Task brief>
Count how many lines contain "justificación" and reply with that number only.

Input material>
## START

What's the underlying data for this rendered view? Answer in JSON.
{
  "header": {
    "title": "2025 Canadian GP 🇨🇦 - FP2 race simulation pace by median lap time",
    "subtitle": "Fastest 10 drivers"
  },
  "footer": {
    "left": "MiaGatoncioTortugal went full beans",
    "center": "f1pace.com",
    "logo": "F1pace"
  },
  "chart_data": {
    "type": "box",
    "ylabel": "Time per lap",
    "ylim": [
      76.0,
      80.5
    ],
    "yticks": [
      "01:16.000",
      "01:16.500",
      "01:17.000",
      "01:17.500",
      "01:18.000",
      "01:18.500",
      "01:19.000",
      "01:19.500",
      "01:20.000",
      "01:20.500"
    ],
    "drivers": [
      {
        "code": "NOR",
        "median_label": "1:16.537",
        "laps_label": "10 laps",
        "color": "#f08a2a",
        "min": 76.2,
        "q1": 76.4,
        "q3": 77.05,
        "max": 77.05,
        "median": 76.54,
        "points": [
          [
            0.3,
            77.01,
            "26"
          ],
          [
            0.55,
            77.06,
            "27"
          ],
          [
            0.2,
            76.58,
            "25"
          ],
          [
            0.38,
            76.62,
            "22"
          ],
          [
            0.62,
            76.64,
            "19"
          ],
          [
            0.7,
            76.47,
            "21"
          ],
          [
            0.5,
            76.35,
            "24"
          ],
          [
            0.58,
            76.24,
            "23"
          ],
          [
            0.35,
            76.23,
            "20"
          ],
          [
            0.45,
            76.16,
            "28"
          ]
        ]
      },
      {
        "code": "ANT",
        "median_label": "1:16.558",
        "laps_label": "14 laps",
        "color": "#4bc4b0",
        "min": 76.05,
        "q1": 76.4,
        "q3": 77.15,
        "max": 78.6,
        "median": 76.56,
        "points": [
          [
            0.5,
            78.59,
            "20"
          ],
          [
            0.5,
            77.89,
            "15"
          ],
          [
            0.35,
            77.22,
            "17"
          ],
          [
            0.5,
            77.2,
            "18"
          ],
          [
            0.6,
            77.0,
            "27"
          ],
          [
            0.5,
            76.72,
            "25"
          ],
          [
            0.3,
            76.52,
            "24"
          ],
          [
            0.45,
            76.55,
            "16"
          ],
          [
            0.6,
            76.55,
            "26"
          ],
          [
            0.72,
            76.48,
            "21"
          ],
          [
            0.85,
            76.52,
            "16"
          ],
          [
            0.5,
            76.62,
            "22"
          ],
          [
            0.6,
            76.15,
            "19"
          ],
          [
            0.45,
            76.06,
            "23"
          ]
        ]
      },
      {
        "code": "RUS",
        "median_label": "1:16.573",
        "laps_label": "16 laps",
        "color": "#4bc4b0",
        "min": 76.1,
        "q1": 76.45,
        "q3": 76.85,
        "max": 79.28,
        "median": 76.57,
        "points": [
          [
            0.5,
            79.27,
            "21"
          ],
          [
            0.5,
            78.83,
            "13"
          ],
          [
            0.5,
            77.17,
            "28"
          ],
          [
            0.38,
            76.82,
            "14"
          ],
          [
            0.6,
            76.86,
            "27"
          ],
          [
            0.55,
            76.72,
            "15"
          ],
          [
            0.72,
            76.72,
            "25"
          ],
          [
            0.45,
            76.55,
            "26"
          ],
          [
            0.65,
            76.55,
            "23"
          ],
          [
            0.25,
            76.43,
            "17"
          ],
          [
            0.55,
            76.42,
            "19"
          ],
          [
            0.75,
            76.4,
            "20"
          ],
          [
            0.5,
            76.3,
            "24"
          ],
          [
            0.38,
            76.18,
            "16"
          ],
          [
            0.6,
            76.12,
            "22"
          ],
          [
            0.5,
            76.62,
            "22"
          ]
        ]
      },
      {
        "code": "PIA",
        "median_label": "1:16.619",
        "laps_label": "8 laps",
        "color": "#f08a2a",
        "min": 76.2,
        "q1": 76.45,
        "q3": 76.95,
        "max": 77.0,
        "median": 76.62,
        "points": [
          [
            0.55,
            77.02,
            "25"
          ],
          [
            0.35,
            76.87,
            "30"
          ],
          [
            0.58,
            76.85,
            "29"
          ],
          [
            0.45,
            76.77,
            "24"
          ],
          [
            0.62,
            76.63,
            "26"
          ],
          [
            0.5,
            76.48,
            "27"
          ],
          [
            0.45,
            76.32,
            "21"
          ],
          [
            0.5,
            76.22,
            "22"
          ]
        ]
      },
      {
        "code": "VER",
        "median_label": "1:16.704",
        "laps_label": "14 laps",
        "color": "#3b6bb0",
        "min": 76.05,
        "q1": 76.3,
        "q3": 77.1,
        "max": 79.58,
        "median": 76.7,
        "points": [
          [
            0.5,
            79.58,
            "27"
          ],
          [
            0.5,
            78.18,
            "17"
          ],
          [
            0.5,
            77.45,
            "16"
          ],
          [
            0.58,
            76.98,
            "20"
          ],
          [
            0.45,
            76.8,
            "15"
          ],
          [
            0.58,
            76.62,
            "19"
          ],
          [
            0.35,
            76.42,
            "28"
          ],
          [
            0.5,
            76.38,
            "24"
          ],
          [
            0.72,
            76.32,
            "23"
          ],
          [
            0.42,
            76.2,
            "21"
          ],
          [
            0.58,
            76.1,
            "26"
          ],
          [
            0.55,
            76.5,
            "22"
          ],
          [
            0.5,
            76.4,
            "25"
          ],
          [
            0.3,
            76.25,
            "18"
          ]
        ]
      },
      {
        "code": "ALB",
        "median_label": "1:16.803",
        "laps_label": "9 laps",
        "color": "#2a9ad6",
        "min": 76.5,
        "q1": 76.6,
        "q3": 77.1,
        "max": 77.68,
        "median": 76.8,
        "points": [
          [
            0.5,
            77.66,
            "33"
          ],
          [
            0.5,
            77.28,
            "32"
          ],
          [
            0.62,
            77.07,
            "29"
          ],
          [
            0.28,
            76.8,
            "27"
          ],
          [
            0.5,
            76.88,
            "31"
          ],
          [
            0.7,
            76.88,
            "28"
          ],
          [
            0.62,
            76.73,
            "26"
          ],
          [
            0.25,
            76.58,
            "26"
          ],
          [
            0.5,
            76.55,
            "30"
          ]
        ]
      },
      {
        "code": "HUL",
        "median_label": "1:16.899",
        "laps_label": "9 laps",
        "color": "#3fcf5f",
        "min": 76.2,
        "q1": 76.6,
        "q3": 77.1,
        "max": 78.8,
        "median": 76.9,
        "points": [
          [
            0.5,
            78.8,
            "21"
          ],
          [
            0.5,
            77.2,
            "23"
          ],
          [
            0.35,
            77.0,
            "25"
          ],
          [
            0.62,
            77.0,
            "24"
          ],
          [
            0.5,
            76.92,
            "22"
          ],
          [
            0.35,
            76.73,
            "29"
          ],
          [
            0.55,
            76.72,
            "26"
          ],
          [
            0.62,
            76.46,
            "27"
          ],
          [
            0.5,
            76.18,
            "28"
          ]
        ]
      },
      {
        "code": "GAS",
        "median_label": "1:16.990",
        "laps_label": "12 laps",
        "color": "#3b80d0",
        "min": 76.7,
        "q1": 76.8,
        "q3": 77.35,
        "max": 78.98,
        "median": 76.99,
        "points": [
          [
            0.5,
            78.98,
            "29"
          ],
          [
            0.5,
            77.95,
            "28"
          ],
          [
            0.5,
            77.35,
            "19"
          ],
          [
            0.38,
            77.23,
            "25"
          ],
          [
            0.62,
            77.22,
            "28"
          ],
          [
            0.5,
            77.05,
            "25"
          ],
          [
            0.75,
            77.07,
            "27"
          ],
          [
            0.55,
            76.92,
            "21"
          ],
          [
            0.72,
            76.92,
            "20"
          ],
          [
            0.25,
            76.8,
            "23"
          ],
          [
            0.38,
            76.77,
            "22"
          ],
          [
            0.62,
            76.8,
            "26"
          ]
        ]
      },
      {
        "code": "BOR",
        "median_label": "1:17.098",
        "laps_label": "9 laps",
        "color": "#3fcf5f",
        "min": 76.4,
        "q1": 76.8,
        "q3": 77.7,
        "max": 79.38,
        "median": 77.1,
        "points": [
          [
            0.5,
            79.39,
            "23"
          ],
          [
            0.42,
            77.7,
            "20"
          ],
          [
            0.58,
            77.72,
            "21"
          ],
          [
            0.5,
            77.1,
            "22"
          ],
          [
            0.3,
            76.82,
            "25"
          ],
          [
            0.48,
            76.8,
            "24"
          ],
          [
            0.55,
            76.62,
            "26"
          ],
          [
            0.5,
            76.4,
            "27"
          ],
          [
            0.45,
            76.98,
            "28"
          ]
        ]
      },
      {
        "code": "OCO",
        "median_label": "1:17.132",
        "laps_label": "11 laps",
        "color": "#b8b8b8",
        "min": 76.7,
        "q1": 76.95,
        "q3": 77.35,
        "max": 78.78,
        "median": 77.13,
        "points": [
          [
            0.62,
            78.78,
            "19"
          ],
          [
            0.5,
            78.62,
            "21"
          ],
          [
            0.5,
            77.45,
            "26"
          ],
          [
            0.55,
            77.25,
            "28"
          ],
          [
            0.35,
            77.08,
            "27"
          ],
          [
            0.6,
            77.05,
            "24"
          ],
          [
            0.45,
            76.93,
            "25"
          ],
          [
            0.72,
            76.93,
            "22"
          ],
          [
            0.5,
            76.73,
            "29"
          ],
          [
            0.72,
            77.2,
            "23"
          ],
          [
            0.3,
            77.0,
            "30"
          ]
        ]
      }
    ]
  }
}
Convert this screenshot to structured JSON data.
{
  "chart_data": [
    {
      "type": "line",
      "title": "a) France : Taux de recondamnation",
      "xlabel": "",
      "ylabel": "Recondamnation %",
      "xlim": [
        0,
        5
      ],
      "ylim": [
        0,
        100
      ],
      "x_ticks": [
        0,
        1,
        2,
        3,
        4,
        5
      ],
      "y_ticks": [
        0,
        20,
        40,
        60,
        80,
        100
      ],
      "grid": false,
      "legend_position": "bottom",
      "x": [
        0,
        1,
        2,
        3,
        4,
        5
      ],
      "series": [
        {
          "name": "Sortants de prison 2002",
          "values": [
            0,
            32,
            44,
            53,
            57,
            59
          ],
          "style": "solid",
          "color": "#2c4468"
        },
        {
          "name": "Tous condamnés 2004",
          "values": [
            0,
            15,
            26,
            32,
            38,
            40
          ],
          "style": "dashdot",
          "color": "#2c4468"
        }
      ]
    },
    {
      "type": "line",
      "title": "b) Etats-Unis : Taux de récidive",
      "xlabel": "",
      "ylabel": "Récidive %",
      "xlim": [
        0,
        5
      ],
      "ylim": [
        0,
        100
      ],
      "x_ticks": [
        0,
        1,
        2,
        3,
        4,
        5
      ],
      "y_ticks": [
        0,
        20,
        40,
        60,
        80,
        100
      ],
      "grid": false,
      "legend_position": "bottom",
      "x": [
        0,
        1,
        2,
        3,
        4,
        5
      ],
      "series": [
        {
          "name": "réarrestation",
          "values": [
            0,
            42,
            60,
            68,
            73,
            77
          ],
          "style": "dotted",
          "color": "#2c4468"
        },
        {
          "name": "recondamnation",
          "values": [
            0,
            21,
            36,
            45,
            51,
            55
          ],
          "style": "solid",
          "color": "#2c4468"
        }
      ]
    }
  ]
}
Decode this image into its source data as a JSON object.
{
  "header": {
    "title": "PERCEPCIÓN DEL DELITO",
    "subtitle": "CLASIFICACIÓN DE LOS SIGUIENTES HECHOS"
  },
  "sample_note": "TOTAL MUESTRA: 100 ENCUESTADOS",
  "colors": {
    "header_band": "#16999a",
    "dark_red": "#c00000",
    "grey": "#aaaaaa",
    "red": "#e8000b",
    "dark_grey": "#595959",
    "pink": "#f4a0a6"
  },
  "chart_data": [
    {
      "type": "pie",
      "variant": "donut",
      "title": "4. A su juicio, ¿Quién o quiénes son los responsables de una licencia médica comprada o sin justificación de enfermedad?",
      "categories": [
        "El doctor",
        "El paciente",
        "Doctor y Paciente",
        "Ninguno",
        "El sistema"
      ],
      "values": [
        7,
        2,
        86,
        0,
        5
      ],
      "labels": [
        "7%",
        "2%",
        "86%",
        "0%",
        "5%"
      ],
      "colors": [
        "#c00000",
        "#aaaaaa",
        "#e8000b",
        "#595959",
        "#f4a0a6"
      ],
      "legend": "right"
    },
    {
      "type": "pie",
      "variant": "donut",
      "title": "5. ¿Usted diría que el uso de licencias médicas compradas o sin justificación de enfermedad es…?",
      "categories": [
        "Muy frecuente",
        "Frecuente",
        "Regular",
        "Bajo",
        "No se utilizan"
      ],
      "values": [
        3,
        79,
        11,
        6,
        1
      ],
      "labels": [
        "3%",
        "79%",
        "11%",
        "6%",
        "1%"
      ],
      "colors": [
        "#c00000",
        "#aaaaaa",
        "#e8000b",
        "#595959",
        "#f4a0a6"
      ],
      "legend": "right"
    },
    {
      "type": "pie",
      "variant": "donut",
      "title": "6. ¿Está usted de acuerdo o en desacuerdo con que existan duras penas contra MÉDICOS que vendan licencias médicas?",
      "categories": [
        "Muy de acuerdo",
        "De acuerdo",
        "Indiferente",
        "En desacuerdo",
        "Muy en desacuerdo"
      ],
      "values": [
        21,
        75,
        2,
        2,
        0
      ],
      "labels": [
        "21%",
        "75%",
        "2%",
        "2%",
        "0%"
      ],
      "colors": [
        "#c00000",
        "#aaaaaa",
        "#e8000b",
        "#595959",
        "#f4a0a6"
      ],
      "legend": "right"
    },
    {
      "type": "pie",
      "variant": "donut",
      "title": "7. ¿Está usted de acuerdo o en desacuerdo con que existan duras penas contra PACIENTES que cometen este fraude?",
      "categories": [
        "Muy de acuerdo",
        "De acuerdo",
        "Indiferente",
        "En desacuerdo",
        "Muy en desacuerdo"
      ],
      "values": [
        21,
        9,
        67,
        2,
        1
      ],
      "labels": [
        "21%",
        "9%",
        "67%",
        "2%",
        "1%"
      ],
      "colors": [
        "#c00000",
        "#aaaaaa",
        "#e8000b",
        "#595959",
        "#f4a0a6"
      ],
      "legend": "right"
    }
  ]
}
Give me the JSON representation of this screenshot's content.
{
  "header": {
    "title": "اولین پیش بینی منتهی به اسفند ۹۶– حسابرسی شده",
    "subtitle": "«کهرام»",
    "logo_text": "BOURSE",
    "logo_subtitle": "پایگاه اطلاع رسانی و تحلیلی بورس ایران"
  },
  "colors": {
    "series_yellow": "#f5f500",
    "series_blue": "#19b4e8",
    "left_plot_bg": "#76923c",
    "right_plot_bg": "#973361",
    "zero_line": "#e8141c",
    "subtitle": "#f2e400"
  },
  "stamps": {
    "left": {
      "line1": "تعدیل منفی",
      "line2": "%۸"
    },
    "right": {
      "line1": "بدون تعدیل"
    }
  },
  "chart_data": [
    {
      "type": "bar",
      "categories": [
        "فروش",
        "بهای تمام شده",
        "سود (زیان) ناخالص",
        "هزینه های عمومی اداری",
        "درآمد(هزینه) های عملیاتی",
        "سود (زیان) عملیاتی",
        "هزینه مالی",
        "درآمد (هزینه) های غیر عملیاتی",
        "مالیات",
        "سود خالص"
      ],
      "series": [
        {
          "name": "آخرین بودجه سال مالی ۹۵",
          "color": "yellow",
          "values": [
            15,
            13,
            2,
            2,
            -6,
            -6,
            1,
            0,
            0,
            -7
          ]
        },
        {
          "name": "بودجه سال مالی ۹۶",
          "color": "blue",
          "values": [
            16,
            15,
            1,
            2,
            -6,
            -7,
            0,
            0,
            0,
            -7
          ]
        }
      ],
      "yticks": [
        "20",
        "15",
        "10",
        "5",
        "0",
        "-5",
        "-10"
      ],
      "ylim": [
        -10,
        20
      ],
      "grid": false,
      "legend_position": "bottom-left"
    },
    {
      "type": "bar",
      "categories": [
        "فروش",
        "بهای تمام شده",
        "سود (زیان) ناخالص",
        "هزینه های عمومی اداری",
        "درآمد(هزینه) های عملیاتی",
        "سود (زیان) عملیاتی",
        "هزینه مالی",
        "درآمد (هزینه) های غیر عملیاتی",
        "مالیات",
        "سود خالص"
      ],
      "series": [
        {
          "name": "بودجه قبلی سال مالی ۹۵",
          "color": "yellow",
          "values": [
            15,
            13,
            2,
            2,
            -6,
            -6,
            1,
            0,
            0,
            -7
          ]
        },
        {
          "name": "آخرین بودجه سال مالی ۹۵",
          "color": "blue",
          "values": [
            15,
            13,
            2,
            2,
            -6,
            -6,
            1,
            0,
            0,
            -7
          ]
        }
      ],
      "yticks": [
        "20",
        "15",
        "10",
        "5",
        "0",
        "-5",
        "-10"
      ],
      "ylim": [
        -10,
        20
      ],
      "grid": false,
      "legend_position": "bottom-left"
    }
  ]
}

## END

Answer to this exercise>
2